:: Extract ::

Inspired by the outputs in section 3 and by the wealth of information in the archive, McBride created three pieces of drama – a new mode for her – under the title Mouthpieces. These were broadcast by the Republic of Ireland national broadcaster, RTE, as an audio drama performance (E1). RTE also screened a documentary (in which Nixon and Matthews appear) on McBride’s engagement with Beckett’s last work Stirrings Still in the Archive (E1). McBride says the Creative Fellowship completely changed her creative practice (E2), as is evidenced in the short biography in Strange Hotel (E3).

McCrum was inspired to undertake a number of activities, including writing a play entitled Full Moon, two 2018 BBC Radio 4 (weekly reach 10.98 million) documentaries on Beckett’s Last Tapes and an article in The Observer (circulation 159,780) (E4). A scripted performance of the play was premiered in 2019. McCrum describes the latter as a new enterprise for him. He had not written a piece of drama since he was at college and the Fellowship inspired a marked change in his artistic direction, describing how the fellowship had “set fire” to his imagination (E5).

Parkinson was also influenced significantly by his experience in the Beckett Archive, especially on an orchestral piece he was composing at the time he started his Fellowship. He subsequently composed a new piece for a string quartet in response to the archive, having engaged with Beckett’s notebooks and Matthews’ work on Beckett’s late prose for radio broadcast (E6). This new piece of music was performed in Reading and London in 2019. Parkinson’s new string quartet, including theatrical elements, takes the medium into new territories, and it is his first work in the genre inspired by Beckett’s notebooks. Parkinson attests to the impact of the Creative Fellowship on future direction of his art (E7, E8).

In addition to the success of the individual Fellowships, the scheme has inspired a new mode of arts and archival practice at Trinity College Dublin, which models the Fellowship methodology for a new initiative that brings writers to their Beckett archive. In January 2020, a sold-out event at the Irish Museum of Modern Art (IMMA) supported by the SBRC further developed links between contemporary writing in Ireland, Beckett’s oeuvre, and the activities of the Creative Fellowships detailed above. “Reactive Practices: An Evening of Artists Responses” brought together writers and visual artists in an event that has already generated further collaborative discussions with IMMA and individual writers and artists – including Laura Fitzgerald (artist), Ashley Taggart (writer), Joanna Walsh (writer), Emma Wolf-Haugh (artist) and Suzanne Walsh (artist/writer). The SBRC is being consulted on plans for Creative Fellowships at Trinity. Commenting on this new development, an Assistant Professor in Irish Writing at Trinity said: “This would not have been possible without [...] the success of the Beckett Creative Fellowships at Reading as a model of creative-critical interaction, with the archives of a canonical literary figure, and the scholarly apparatus established around that figure supporting the production of new writing and artwork” (E9).

:::
:: Given information ::

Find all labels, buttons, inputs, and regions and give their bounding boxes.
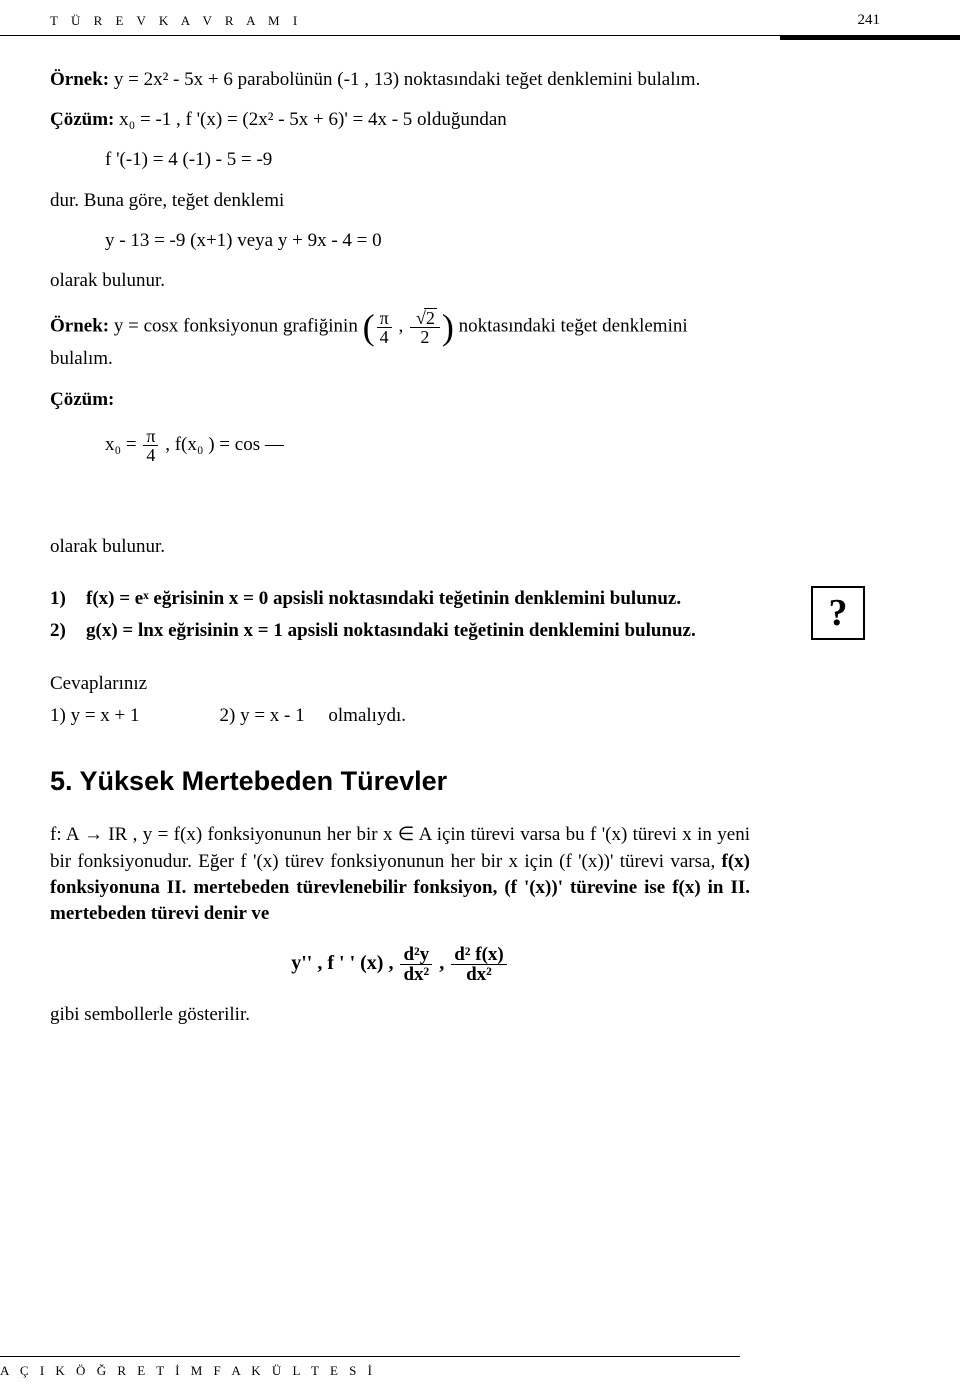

:::

- **Written task**:
Copy the passage on the Beckett Creative Fellowships word for word, between "McCrum was inspired" and "his imagination (E5).", inclusive.

- **Result of this task**:
McCrum was inspired to undertake a number of activities, including writing a play entitled Full Moon, two 2018 BBC Radio 4 (weekly reach 10.98 million) documentaries on Beckett’s Last Tapes and an article in The Observer (circulation 159,780) (E4). A scripted performance of the play was premiered in 2019. McCrum describes the latter as a new enterprise for him. He had not written a piece of drama since he was at college and the Fellowship inspired a marked change in his artistic direction, describing how the fellowship had “set fire” to his imagination (E5).